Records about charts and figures
_ _ _
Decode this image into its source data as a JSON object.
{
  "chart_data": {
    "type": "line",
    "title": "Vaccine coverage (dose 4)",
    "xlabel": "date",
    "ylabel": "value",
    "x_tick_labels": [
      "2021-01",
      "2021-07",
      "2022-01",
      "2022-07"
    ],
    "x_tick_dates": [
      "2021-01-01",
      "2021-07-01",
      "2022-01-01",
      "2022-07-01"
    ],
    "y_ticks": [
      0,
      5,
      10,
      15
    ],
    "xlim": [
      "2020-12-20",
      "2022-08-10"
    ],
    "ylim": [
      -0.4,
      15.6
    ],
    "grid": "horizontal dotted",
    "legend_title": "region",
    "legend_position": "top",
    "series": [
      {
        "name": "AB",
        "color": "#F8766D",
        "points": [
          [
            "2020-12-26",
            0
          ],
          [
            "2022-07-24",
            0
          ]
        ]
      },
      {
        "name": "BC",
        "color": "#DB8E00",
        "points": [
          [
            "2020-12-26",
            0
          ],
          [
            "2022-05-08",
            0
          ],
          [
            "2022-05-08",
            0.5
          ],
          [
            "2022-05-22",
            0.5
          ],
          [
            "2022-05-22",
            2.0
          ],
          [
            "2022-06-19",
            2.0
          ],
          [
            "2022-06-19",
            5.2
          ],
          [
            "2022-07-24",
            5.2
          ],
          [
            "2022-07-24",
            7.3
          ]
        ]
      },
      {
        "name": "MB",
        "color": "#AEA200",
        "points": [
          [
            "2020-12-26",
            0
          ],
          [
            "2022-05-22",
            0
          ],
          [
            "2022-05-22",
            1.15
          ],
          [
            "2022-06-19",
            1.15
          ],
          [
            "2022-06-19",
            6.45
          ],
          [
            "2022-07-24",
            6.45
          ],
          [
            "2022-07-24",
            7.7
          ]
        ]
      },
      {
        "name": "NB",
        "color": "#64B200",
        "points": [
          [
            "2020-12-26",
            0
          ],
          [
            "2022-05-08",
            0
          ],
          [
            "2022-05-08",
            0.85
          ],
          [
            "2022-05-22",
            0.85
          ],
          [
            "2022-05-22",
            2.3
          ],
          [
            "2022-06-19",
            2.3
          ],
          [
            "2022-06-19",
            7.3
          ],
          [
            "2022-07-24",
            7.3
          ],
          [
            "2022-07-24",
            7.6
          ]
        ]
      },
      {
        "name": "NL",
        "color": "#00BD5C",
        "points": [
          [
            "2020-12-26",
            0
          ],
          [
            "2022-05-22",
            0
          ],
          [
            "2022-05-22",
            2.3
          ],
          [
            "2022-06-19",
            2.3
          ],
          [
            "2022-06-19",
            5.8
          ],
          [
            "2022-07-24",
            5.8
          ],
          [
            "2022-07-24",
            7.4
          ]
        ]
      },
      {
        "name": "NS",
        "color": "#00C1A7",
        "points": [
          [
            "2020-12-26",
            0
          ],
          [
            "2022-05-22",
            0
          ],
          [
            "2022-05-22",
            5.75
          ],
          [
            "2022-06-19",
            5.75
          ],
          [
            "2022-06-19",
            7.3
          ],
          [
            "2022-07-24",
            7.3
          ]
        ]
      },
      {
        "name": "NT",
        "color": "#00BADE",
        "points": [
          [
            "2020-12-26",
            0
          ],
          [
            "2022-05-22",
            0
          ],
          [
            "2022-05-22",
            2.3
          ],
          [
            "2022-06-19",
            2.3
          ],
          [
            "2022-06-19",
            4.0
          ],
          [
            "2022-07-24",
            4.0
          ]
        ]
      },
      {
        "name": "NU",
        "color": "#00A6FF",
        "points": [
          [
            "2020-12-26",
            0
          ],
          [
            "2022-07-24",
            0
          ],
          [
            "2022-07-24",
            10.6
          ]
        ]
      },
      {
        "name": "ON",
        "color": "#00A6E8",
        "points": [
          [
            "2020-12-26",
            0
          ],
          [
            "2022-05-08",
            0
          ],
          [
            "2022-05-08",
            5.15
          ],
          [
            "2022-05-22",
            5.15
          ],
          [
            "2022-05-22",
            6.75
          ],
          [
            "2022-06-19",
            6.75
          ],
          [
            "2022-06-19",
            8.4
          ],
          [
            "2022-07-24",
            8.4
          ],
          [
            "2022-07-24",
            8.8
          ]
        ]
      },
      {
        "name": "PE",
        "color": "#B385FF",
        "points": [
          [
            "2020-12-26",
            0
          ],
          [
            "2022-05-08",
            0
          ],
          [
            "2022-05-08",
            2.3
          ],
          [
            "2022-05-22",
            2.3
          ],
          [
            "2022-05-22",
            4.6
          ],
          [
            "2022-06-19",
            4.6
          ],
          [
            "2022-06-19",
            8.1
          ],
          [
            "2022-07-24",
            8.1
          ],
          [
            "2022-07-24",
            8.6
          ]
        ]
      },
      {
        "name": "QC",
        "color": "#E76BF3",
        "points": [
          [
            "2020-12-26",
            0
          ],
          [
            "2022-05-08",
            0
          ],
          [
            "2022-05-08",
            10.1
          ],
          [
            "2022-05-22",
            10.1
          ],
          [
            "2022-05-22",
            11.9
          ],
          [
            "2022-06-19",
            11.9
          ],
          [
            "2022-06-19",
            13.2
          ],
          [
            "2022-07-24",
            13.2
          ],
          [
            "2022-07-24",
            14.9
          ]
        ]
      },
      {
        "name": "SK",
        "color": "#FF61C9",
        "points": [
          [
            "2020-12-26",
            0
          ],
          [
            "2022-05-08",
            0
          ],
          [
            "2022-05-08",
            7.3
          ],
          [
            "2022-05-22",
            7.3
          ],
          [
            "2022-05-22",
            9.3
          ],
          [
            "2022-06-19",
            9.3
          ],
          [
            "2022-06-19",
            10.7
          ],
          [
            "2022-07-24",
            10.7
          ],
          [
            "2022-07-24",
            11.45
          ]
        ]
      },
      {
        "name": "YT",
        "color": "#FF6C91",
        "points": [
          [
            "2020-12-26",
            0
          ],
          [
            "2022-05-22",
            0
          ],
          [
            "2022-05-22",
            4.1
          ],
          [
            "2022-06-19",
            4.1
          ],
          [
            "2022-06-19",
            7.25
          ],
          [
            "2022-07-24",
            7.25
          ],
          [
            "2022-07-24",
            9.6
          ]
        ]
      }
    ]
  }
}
_ _ _
▶ [What this task involves] Faithfully transcribe the whole of the data.

▶ [Worked solution]
Decode this image into its source data as a JSON object.
{
  "chart_data": {
    "type": "line",
    "title": "Vaccine coverage (dose 4)",
    "xlabel": "date",
    "ylabel": "value",
    "x_tick_labels": [
      "2021-01",
      "2021-07",
      "2022-01",
      "2022-07"
    ],
    "x_tick_dates": [
      "2021-01-01",
      "2021-07-01",
      "2022-01-01",
      "2022-07-01"
    ],
    "y_ticks": [
      0,
      5,
      10,
      15
    ],
    "xlim": [
      "2020-12-20",
      "2022-08-10"
    ],
    "ylim": [
      -0.4,
      15.6
    ],
    "grid": "horizontal dotted",
    "legend_title": "region",
    "legend_position": "top",
    "series": [
      {
        "name": "AB",
        "color": "#F8766D",
        "points": [
          [
            "2020-12-26",
            0
          ],
          [
            "2022-07-24",
            0
          ]
        ]
      },
      {
        "name": "BC",
        "color": "#DB8E00",
        "points": [
          [
            "2020-12-26",
            0
          ],
          [
            "2022-05-08",
            0
          ],
          [
            "2022-05-08",
            0.5
          ],
          [
            "2022-05-22",
            0.5
          ],
          [
            "2022-05-22",
            2.0
          ],
          [
            "2022-06-19",
            2.0
          ],
          [
            "2022-06-19",
            5.2
          ],
          [
            "2022-07-24",
            5.2
          ],
          [
            "2022-07-24",
            7.3
          ]
        ]
      },
      {
        "name": "MB",
        "color": "#AEA200",
        "points": [
          [
            "2020-12-26",
            0
          ],
          [
            "2022-05-22",
            0
          ],
          [
            "2022-05-22",
            1.15
          ],
          [
            "2022-06-19",
            1.15
          ],
          [
            "2022-06-19",
            6.45
          ],
          [
            "2022-07-24",
            6.45
          ],
          [
            "2022-07-24",
            7.7
          ]
        ]
      },
      {
        "name": "NB",
        "color": "#64B200",
        "points": [
          [
            "2020-12-26",
            0
          ],
          [
            "2022-05-08",
            0
          ],
          [
            "2022-05-08",
            0.85
          ],
          [
            "2022-05-22",
            0.85
          ],
          [
            "2022-05-22",
            2.3
          ],
          [
            "2022-06-19",
            2.3
          ],
          [
            "2022-06-19",
            7.3
          ],
          [
            "2022-07-24",
            7.3
          ],
          [
            "2022-07-24",
            7.6
          ]
        ]
      },
      {
        "name": "NL",
        "color": "#00BD5C",
        "points": [
          [
            "2020-12-26",
            0
          ],
          [
            "2022-05-22",
            0
          ],
          [
            "2022-05-22",
            2.3
          ],
          [
            "2022-06-19",
            2.3
          ],
          [
            "2022-06-19",
            5.8
          ],
          [
            "2022-07-24",
            5.8
          ],
          [
            "2022-07-24",
            7.4
          ]
        ]
      },
      {
        "name": "NS",
        "color": "#00C1A7",
        "points": [
          [
            "2020-12-26",
            0
          ],
          [
            "2022-05-22",
            0
          ],
          [
            "2022-05-22",
            5.75
          ],
          [
            "2022-06-19",
            5.75
          ],
          [
            "2022-06-19",
            7.3
          ],
          [
            "2022-07-24",
            7.3
          ]
        ]
      },
      {
        "name": "NT",
        "color": "#00BADE",
        "points": [
          [
            "2020-12-26",
            0
          ],
          [
            "2022-05-22",
            0
          ],
          [
            "2022-05-22",
            2.3
          ],
          [
            "2022-06-19",
            2.3
          ],
          [
            "2022-06-19",
            4.0
          ],
          [
            "2022-07-24",
            4.0
          ]
        ]
      },
      {
        "name": "NU",
        "color": "#00A6FF",
        "points": [
          [
            "2020-12-26",
            0
          ],
          [
            "2022-07-24",
            0
          ],
          [
            "2022-07-24",
            10.6
          ]
        ]
      },
      {
        "name": "ON",
        "color": "#00A6E8",
        "points": [
          [
            "2020-12-26",
            0
          ],
          [
            "2022-05-08",
            0
          ],
          [
            "2022-05-08",
            5.15
          ],
          [
            "2022-05-22",
            5.15
          ],
          [
            "2022-05-22",
            6.75
          ],
          [
            "2022-06-19",
            6.75
          ],
          [
            "2022-06-19",
            8.4
          ],
          [
            "2022-07-24",
            8.4
          ],
          [
            "2022-07-24",
            8.8
          ]
        ]
      },
      {
        "name": "PE",
        "color": "#B385FF",
        "points": [
          [
            "2020-12-26",
            0
          ],
          [
            "2022-05-08",
            0
          ],
          [
            "2022-05-08",
            2.3
          ],
          [
            "2022-05-22",
            2.3
          ],
          [
            "2022-05-22",
            4.6
          ],
          [
            "2022-06-19",
            4.6
          ],
          [
            "2022-06-19",
            8.1
          ],
          [
            "2022-07-24",
            8.1
          ],
          [
            "2022-07-24",
            8.6
          ]
        ]
      },
      {
        "name": "QC",
        "color": "#E76BF3",
        "points": [
          [
            "2020-12-26",
            0
          ],
          [
            "2022-05-08",
            0
          ],
          [
            "2022-05-08",
            10.1
          ],
          [
            "2022-05-22",
            10.1
          ],
          [
            "2022-05-22",
            11.9
          ],
          [
            "2022-06-19",
            11.9
          ],
          [
            "2022-06-19",
            13.2
          ],
          [
            "2022-07-24",
            13.2
          ],
          [
            "2022-07-24",
            14.9
          ]
        ]
      },
      {
        "name": "SK",
        "color": "#FF61C9",
        "points": [
          [
            "2020-12-26",
            0
          ],
          [
            "2022-05-08",
            0
          ],
          [
            "2022-05-08",
            7.3
          ],
          [
            "2022-05-22",
            7.3
          ],
          [
            "2022-05-22",
            9.3
          ],
          [
            "2022-06-19",
            9.3
          ],
          [
            "2022-06-19",
            10.7
          ],
          [
            "2022-07-24",
            10.7
          ],
          [
            "2022-07-24",
            11.45
          ]
        ]
      },
      {
        "name": "YT",
        "color": "#FF6C91",
        "points": [
          [
            "2020-12-26",
            0
          ],
          [
            "2022-05-22",
            0
          ],
          [
            "2022-05-22",
            4.1
          ],
          [
            "2022-06-19",
            4.1
          ],
          [
            "2022-06-19",
            7.25
          ],
          [
            "2022-07-24",
            7.25
          ],
          [
            "2022-07-24",
            9.6
          ]
        ]
      }
    ]
  }
}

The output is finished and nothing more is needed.